== DATA IN THIS EXERCISE ==
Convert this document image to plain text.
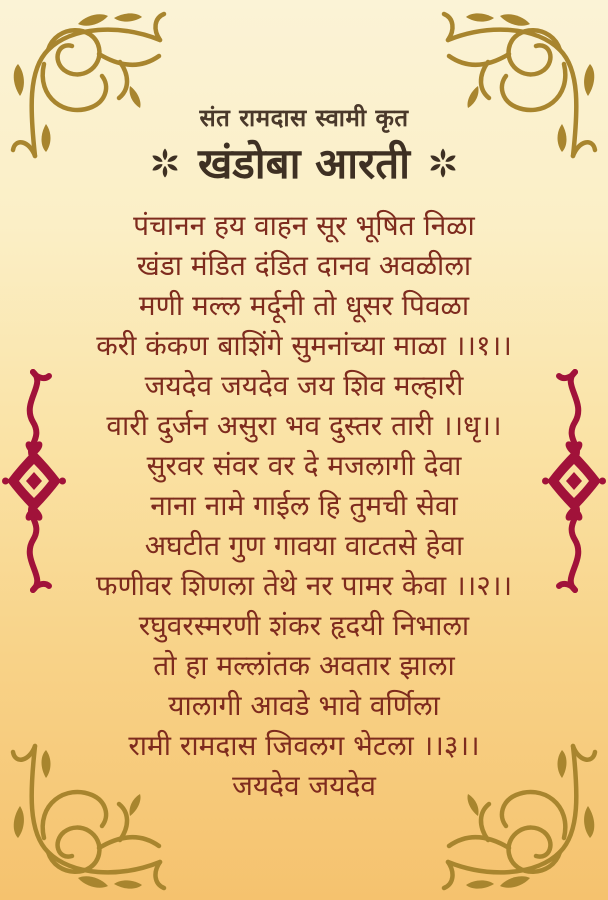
संत रामदास स्वामी कृत
खंडोबा आरती
पंचानन हय वाहन सूर भूषित निळा
खंडा मंडित दंडित दानव अवळीला
मणी मल्ल मर्दूनी तो धूसर पिवळा
करी कंकण बाशिंगे सुमनांच्या माळा ।।१।।
जयदेव जयदेव जय शिव मल्हारी
वारी दुर्जन असुरा भव दुस्तर तारी ।।धृ।।
सुरवर संवर वर दे मजलागी देवा
नाना नामे गाईल हि तुमची सेवा
अघटीत गुण गावया वाटतसे हेवा
फणीवर शिणला तेथे नर पामर केवा ।।२।।
रघुवरस्मरणी शंकर हृदयी निभाला
तो हा मल्लांतक अवतार झाला
यालागी आवडे भावे वर्णिला
रामी रामदास जिवलग भेटला ।।३।।
जयदेव जयदेव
===
## EXERCISE REQUIREMENTS:
All of the material above is to be copied exactly, except for its images.

## EXPECTED OUTPUT:
Convert this document image to plain text.
संत रामदास स्वामी कृत
खंडोबा आरती
पंचानन हय वाहन सूर भूषित निळा
खंडा मंडित दंडित दानव अवळीला
मणी मल्ल मर्दूनी तो धूसर पिवळा
करी कंकण बाशिंगे सुमनांच्या माळा ।।१।।
जयदेव जयदेव जय शिव मल्हारी
वारी दुर्जन असुरा भव दुस्तर तारी ।।धृ।।
सुरवर संवर वर दे मजलागी देवा
नाना नामे गाईल हि तुमची सेवा
अघटीत गुण गावया वाटतसे हेवा
फणीवर शिणला तेथे नर पामर केवा ।।२।।
रघुवरस्मरणी शंकर हृदयी निभाला
तो हा मल्लांतक अवतार झाला
यालागी आवडे भावे वर्णिला
रामी रामदास जिवलग भेटला ।।३।।
जयदेव जयदेव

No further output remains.